**YOUR GOAL**
Work out how many lines in the data hold the word "nominal", and reply with that number only.

**DATASET**
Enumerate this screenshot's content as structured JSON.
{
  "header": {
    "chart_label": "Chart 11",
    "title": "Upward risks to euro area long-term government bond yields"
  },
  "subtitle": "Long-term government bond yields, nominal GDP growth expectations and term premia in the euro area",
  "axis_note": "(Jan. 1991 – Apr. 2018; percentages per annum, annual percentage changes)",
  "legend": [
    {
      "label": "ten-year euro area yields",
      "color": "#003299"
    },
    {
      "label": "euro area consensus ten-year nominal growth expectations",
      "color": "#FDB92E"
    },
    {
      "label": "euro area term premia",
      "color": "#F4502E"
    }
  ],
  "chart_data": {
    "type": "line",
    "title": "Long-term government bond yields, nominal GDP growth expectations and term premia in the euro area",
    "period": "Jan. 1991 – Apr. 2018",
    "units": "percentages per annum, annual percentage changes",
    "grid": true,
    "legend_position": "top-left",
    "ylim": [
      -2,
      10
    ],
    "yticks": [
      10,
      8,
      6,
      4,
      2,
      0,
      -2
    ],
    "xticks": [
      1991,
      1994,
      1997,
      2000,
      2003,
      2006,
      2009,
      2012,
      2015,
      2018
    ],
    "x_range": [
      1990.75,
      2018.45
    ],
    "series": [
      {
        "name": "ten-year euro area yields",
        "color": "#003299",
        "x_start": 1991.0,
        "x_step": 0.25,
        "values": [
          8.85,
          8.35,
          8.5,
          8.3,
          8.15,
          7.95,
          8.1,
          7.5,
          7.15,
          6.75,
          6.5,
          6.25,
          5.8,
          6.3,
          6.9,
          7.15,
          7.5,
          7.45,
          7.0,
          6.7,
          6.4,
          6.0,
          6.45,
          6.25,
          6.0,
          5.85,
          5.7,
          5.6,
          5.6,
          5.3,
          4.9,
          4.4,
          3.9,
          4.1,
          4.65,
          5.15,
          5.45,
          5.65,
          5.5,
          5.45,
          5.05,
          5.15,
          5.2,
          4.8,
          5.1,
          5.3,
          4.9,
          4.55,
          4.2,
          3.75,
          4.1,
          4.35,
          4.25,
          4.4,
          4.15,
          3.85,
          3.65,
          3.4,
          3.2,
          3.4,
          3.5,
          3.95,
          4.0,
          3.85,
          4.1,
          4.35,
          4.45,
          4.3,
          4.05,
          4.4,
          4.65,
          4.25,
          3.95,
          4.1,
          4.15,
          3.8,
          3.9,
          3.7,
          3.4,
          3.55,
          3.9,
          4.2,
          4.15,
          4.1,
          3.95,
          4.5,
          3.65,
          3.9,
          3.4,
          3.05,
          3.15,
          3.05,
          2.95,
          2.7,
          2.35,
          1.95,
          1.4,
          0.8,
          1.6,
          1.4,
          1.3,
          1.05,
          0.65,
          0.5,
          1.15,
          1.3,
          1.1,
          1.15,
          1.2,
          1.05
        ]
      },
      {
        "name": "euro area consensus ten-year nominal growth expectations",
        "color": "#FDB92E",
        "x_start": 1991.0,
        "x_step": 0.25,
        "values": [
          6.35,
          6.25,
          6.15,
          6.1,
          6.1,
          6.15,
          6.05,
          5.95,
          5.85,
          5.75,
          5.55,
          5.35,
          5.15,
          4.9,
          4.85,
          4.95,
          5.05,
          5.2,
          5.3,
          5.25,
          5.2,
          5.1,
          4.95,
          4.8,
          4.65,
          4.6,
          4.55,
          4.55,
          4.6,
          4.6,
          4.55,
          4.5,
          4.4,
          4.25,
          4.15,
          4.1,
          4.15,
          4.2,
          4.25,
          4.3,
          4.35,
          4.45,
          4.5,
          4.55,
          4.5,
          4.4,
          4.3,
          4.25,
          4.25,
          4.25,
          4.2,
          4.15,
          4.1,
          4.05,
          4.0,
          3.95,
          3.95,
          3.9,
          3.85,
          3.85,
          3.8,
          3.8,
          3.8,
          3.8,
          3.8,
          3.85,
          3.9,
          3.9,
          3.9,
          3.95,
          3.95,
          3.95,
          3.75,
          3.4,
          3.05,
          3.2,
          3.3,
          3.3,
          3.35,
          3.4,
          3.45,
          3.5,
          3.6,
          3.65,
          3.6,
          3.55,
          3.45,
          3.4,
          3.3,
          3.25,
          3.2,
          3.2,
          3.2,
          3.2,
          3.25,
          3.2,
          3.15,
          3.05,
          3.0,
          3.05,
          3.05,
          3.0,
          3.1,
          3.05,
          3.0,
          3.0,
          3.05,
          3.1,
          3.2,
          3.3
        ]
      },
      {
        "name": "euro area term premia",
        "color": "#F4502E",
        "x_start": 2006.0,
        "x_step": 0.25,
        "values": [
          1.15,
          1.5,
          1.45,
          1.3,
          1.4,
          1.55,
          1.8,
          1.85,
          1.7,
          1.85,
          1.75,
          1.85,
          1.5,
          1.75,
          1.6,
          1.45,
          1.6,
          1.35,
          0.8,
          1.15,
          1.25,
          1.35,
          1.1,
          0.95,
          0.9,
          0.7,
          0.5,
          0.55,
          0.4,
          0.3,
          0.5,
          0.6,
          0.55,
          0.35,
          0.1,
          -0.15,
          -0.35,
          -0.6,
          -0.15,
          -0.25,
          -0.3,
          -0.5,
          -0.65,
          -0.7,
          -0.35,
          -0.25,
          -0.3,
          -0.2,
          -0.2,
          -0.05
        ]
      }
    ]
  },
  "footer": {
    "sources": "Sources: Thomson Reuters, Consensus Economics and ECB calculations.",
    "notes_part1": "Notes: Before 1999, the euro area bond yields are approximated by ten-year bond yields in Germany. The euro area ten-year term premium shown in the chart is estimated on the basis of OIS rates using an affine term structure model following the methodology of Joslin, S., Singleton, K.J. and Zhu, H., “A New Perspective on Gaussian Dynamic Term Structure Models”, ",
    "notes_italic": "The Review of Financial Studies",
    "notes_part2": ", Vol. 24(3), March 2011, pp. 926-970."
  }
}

**THE OUTPUT**
4